__Description of the task__. Print all records exactly, leaving nothing out.

[Records from a data collection]
────────────────
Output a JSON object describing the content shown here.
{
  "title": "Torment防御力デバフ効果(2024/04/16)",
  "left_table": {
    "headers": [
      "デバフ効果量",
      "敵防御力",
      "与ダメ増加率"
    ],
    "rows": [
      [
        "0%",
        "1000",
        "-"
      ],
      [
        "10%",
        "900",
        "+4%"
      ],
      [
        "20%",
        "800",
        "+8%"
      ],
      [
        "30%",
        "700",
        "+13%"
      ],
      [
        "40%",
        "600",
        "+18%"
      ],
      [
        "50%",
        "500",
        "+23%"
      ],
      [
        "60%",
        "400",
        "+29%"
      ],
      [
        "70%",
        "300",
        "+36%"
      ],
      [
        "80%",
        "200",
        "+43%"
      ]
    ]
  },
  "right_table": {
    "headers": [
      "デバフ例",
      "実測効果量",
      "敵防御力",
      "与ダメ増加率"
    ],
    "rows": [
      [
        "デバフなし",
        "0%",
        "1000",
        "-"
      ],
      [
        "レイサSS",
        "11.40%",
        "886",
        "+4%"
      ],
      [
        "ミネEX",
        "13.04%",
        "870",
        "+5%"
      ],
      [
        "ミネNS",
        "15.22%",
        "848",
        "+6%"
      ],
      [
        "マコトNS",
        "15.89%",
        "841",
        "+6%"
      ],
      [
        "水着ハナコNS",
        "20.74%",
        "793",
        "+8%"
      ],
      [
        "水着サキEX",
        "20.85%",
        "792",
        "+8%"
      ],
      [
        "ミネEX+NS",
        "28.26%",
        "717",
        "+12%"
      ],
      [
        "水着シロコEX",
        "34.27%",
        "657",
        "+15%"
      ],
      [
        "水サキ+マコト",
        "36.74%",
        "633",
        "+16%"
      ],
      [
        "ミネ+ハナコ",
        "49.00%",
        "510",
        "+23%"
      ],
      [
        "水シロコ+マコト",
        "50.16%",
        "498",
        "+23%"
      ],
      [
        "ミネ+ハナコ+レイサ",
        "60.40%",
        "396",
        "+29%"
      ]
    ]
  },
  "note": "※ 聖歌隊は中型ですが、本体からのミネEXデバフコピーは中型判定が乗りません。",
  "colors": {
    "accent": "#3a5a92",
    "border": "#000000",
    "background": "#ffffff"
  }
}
────────────────
__Exercise result__.
Output a JSON object describing the content shown here.
{
  "title": "Torment防御力デバフ効果(2024/04/16)",
  "left_table": {
    "headers": [
      "デバフ効果量",
      "敵防御力",
      "与ダメ増加率"
    ],
    "rows": [
      [
        "0%",
        "1000",
        "-"
      ],
      [
        "10%",
        "900",
        "+4%"
      ],
      [
        "20%",
        "800",
        "+8%"
      ],
      [
        "30%",
        "700",
        "+13%"
      ],
      [
        "40%",
        "600",
        "+18%"
      ],
      [
        "50%",
        "500",
        "+23%"
      ],
      [
        "60%",
        "400",
        "+29%"
      ],
      [
        "70%",
        "300",
        "+36%"
      ],
      [
        "80%",
        "200",
        "+43%"
      ]
    ]
  },
  "right_table": {
    "headers": [
      "デバフ例",
      "実測効果量",
      "敵防御力",
      "与ダメ増加率"
    ],
    "rows": [
      [
        "デバフなし",
        "0%",
        "1000",
        "-"
      ],
      [
        "レイサSS",
        "11.40%",
        "886",
        "+4%"
      ],
      [
        "ミネEX",
        "13.04%",
        "870",
        "+5%"
      ],
      [
        "ミネNS",
        "15.22%",
        "848",
        "+6%"
      ],
      [
        "マコトNS",
        "15.89%",
        "841",
        "+6%"
      ],
      [
        "水着ハナコNS",
        "20.74%",
        "793",
        "+8%"
      ],
      [
        "水着サキEX",
        "20.85%",
        "792",
        "+8%"
      ],
      [
        "ミネEX+NS",
        "28.26%",
        "717",
        "+12%"
      ],
      [
        "水着シロコEX",
        "34.27%",
        "657",
        "+15%"
      ],
      [
        "水サキ+マコト",
        "36.74%",
        "633",
        "+16%"
      ],
      [
        "ミネ+ハナコ",
        "49.00%",
        "510",
        "+23%"
      ],
      [
        "水シロコ+マコト",
        "50.16%",
        "498",
        "+23%"
      ],
      [
        "ミネ+ハナコ+レイサ",
        "60.40%",
        "396",
        "+29%"
      ]
    ]
  },
  "note": "※ 聖歌隊は中型ですが、本体からのミネEXデバフコピーは中型判定が乗りません。",
  "colors": {
    "accent": "#3a5a92",
    "border": "#000000",
    "background": "#ffffff"
  }
}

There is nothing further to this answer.